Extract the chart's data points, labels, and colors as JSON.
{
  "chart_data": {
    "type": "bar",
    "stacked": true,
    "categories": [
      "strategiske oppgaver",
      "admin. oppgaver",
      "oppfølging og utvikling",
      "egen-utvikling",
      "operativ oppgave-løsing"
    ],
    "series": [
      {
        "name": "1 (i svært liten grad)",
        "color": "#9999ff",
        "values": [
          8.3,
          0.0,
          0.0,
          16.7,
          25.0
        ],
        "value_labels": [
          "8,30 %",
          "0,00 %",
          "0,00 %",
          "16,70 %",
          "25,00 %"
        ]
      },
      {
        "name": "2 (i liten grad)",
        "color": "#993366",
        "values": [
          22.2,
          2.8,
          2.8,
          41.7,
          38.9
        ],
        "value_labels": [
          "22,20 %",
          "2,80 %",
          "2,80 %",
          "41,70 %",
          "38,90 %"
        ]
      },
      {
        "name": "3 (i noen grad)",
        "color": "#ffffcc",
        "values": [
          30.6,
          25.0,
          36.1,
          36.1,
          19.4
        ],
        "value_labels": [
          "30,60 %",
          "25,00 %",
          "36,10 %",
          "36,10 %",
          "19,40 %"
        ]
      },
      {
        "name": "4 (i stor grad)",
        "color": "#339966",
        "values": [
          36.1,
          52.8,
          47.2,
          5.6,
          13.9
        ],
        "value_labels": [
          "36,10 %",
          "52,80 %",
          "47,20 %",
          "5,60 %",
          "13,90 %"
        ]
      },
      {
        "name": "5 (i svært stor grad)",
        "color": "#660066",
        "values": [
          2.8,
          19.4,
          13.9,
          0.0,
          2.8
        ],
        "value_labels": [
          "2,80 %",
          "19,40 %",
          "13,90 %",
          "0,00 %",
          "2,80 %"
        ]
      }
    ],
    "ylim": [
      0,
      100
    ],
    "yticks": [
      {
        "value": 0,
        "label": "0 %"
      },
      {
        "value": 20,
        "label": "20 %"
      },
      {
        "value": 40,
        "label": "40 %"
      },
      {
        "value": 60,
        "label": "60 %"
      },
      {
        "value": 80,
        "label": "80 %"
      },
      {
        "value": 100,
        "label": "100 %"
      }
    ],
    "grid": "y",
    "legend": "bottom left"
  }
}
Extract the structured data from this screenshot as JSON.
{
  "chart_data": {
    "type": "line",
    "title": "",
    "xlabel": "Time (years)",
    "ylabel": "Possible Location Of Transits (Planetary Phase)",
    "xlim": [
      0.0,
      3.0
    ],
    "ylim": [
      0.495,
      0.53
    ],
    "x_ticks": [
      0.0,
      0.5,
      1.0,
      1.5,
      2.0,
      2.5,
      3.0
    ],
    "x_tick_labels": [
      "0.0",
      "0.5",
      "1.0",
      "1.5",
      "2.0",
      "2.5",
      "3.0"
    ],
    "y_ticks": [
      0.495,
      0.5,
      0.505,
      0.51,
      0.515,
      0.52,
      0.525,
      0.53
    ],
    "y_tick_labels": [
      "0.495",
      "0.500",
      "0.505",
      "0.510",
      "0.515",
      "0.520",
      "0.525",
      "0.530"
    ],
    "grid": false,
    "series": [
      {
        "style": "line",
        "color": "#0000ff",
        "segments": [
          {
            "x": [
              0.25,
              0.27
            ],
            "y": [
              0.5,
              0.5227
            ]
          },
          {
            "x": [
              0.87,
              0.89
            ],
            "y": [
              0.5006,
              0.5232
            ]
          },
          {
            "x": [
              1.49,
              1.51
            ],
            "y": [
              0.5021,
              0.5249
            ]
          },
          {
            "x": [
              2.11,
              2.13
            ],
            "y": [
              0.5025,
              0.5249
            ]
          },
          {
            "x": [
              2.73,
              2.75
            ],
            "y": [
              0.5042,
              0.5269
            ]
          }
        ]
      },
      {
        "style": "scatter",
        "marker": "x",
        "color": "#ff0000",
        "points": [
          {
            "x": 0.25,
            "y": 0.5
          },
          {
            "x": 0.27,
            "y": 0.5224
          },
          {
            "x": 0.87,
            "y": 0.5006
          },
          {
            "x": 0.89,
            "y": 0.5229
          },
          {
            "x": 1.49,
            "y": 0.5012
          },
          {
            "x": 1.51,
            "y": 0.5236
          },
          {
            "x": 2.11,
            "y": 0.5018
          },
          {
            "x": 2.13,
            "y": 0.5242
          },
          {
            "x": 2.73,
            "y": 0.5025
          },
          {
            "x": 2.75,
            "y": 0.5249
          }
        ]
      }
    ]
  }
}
+ + + + + + +
== Problem details ==
Find each line with the string "liten" and copy it out.

== The output ==
        "name": "1 (i svært liten grad)",
        "name": "2 (i liten grad)",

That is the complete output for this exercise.